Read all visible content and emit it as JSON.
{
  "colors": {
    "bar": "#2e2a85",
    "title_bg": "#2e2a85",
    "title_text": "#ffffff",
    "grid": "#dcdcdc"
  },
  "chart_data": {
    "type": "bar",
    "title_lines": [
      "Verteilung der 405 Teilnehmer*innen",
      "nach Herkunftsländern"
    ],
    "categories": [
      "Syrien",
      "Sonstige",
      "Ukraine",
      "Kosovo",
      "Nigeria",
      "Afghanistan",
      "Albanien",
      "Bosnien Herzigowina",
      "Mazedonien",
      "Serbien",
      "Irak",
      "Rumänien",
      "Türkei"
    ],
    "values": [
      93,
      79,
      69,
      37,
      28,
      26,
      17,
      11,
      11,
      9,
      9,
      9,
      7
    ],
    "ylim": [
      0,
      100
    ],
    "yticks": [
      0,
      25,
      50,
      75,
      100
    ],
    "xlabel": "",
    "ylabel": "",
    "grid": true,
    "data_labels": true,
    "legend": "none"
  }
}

##############################

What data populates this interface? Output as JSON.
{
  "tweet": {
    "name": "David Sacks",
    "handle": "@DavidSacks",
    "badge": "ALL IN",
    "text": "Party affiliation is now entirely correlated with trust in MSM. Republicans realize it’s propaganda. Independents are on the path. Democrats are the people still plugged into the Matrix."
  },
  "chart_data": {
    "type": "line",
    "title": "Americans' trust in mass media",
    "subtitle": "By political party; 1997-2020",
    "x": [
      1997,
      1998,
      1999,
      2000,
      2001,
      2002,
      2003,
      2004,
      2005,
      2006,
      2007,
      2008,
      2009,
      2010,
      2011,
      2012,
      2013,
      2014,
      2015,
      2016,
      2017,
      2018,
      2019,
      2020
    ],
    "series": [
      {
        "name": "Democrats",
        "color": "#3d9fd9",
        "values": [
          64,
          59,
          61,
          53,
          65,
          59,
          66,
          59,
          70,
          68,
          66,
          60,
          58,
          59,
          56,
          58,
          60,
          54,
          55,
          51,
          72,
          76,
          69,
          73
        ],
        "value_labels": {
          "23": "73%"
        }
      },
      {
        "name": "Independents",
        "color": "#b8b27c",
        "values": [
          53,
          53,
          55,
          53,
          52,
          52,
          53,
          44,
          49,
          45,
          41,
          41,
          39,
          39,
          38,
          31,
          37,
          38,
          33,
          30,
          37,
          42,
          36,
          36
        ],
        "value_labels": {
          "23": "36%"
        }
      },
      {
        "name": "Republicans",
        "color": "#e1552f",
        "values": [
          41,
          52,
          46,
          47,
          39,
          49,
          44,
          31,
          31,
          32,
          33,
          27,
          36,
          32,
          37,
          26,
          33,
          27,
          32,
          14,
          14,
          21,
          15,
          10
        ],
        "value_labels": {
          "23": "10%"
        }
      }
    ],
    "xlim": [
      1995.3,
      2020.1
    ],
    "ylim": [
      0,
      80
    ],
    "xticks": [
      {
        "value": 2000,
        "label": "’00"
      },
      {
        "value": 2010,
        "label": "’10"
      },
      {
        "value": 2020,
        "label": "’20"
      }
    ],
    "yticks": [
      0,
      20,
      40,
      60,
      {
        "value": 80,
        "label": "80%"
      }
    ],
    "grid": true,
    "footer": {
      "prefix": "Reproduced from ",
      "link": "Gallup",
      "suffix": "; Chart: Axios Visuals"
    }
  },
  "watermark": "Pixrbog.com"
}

##############################

Gather each line that holds "Independents".

    "text": "Party affiliation is now entirely correlated with trust in MSM. Republicans realize it’s propaganda. Independents are on the path. Democrats are the people still plugged into the Matrix."
        "name": "Independents",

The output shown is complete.